--- EXERCISE DETAILS ---
Pick out the lines containing "this".

--- PROVIDED ENTRIES ---

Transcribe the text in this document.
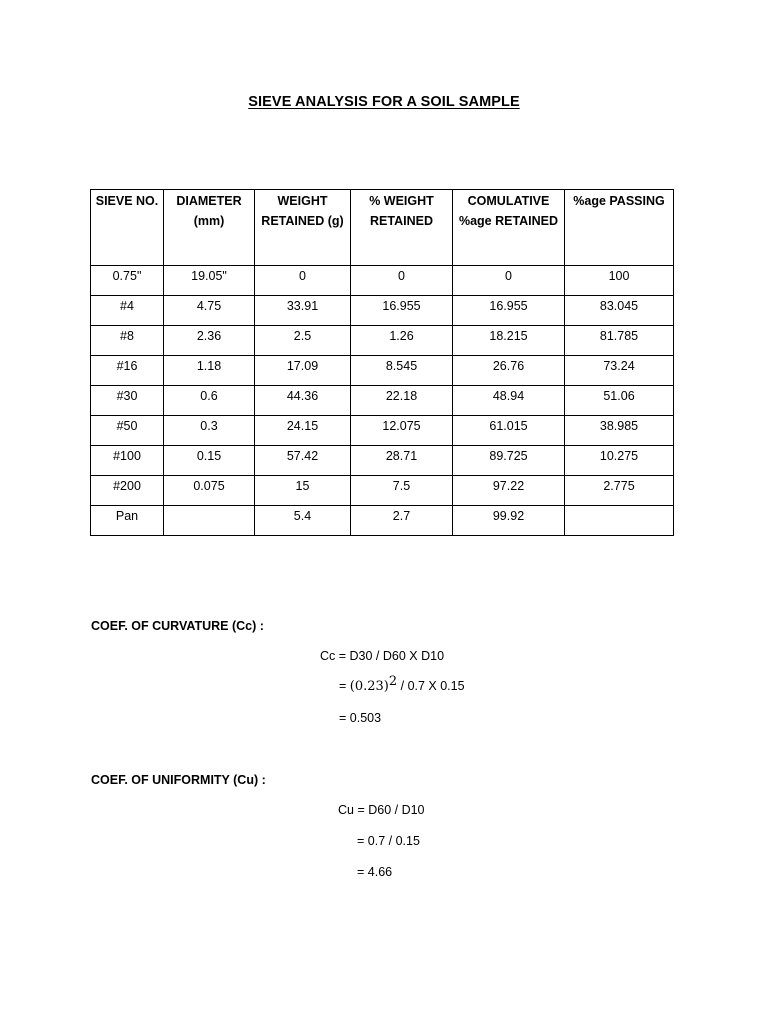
SIEVE ANALYSIS FOR A SOIL SAMPLE
SIEVE NO.	DIAMETER (mm)	WEIGHT RETAINED (g)	% WEIGHT RETAINED	COMULATIVE %age RETAINED	%age PASSING
0.75"	19.05"	0	0	0	100
#4	4.75	33.91	16.955	16.955	83.045
#8	2.36	2.5	1.26	18.215	81.785
#16	1.18	17.09	8.545	26.76	73.24
#30	0.6	44.36	22.18	48.94	51.06
#50	0.3	24.15	12.075	61.015	38.985
#100	0.15	57.42	28.71	89.725	10.275
#200	0.075	15	7.5	97.22	2.775
Pan		5.4	2.7	99.92	
COEF. OF CURVATURE (Cc) :
Cc = D30 / D60 X D10
= $(0.23)^2 / 0.7$ X 0.15
= 0.503
COEF. OF UNIFORMITY (Cu) :
Cu = D60 / D10
= 0.7 / 0.15
= 4.66
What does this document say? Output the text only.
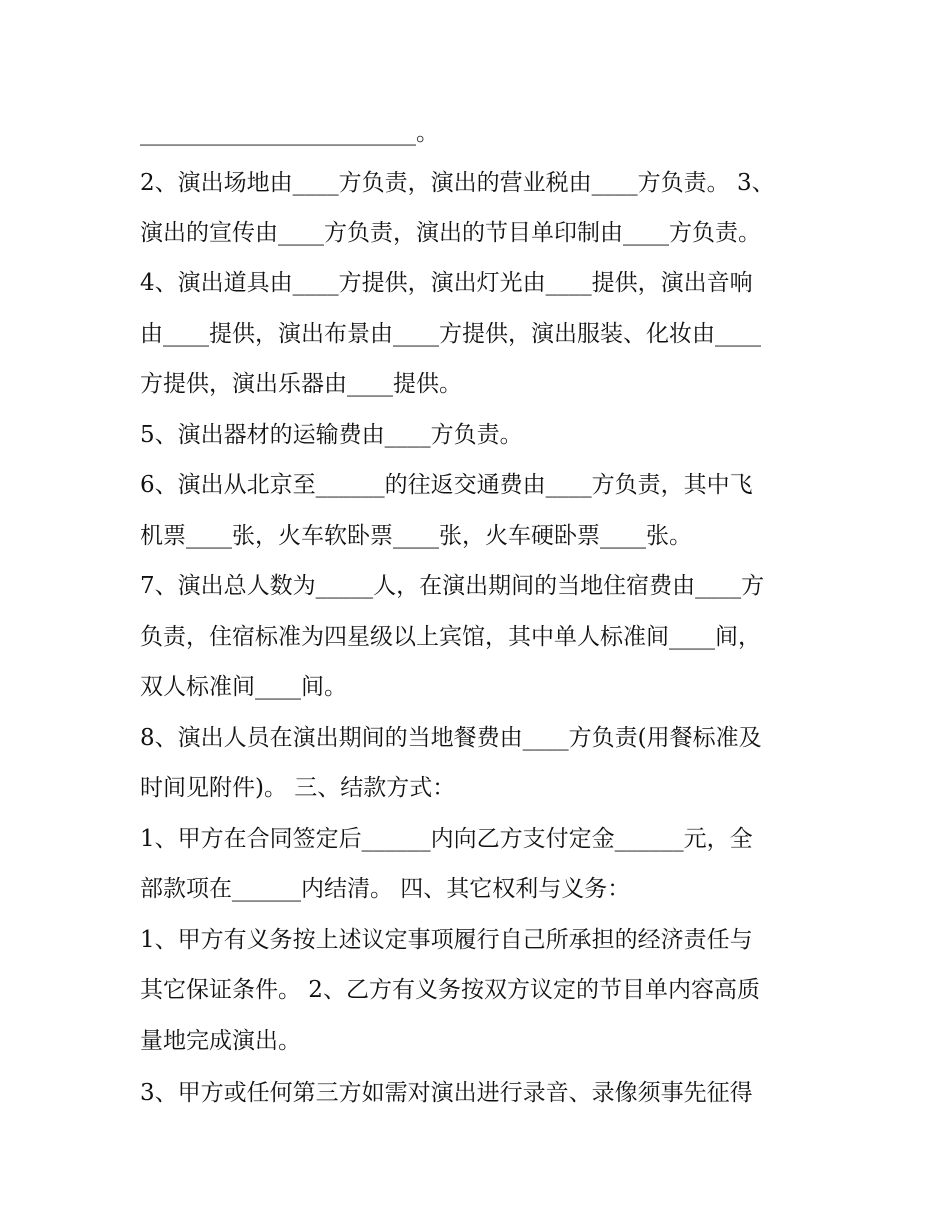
________________________。
2、演出场地由____方负责，演出的营业税由____方负责。 3、
演出的宣传由____方负责，演出的节目单印制由____方负责。
4、演出道具由____方提供，演出灯光由____提供，演出音响
由____提供，演出布景由____方提供，演出服装、化妆由____
方提供，演出乐器由____提供。
5、演出器材的运输费由____方负责。
6、演出从北京至______的往返交通费由____方负责，其中飞
机票____张，火车软卧票____张，火车硬卧票____张。
7、演出总人数为_____人，在演出期间的当地住宿费由____方
负责，住宿标准为四星级以上宾馆，其中单人标准间____间，
双人标准间____间。
8、演出人员在演出期间的当地餐费由____方负责(用餐标准及
时间见附件)。 三、结款方式：
1、甲方在合同签定后______内向乙方支付定金______元，全
部款项在______内结清。 四、其它权利与义务：
1、甲方有义务按上述议定事项履行自己所承担的经济责任与
其它保证条件。 2、乙方有义务按双方议定的节目单内容高质
量地完成演出。
3、甲方或任何第三方如需对演出进行录音、录像须事先征得
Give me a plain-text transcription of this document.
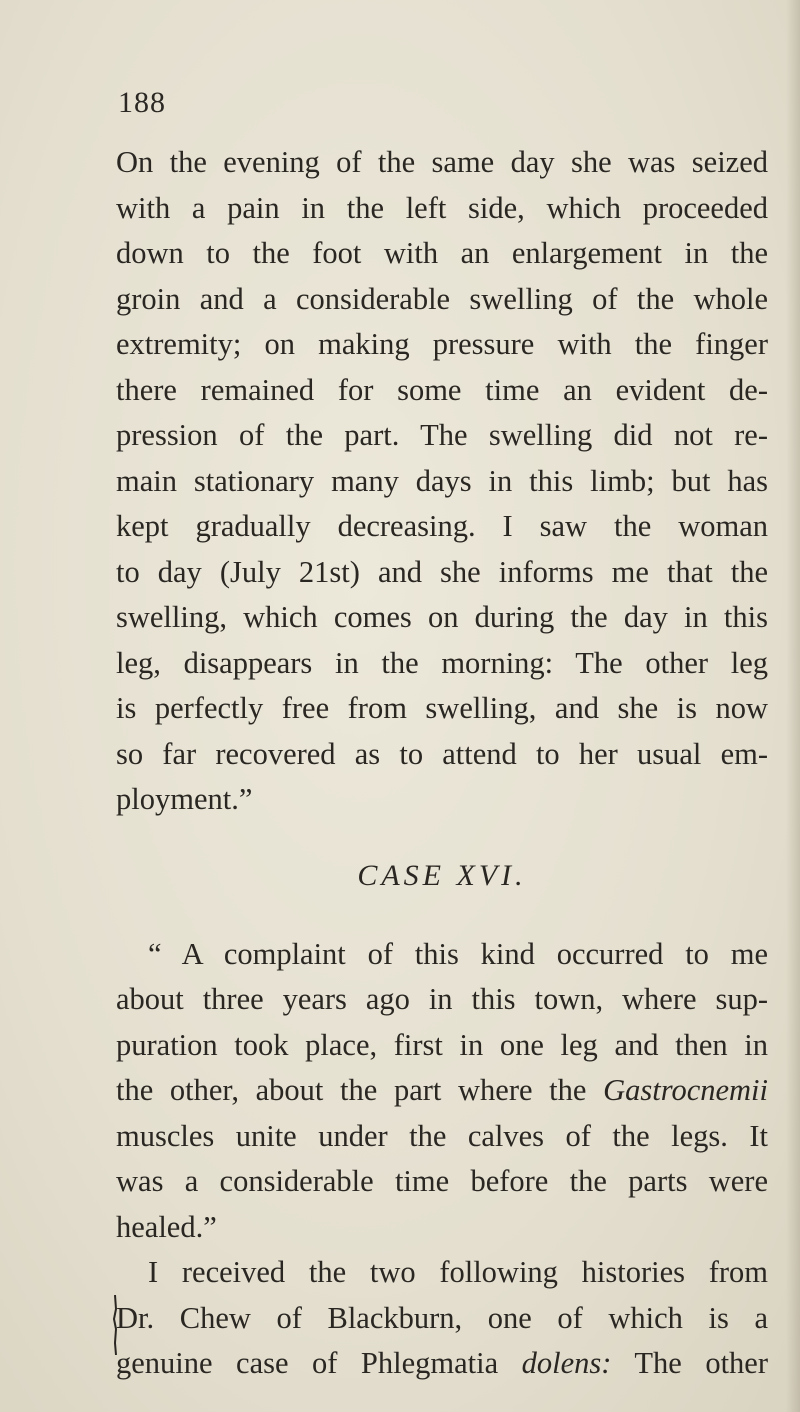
188
On the evening of the same day she was seized
with a pain in the left side, which proceeded
down to the foot with an enlargement in the
groin and a considerable swelling of the whole
extremity; on making pressure with the finger
there remained for some time an evident de-
pression of the part. The swelling did not re-
main stationary many days in this limb; but has
kept gradually decreasing. I saw the woman
to day (July 21st) and she informs me that the
swelling, which comes on during the day in this
leg, disappears in the morning: The other leg
is perfectly free from swelling, and she is now
so far recovered as to attend to her usual em-
ployment.”
CASE XVI.
“ A complaint of this kind occurred to me
about three years ago in this town, where sup-
puration took place, first in one leg and then in
the other, about the part where the Gastrocnemii
muscles unite under the calves of the legs. It
was a considerable time before the parts were
healed.”
I received the two following histories from
Dr. Chew of Blackburn, one of which is a
genuine case of Phlegmatia dolens: The other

--- CORRECT RESULT ---
Transcribe the text in this document.
What does this document say? Output the text only.
Give me a plain-text transcription of this document.
main stationary many days in this limb; but has
swelling, which comes on during the day in this
“ A complaint of this kind occurred to me
about three years ago in this town, where sup-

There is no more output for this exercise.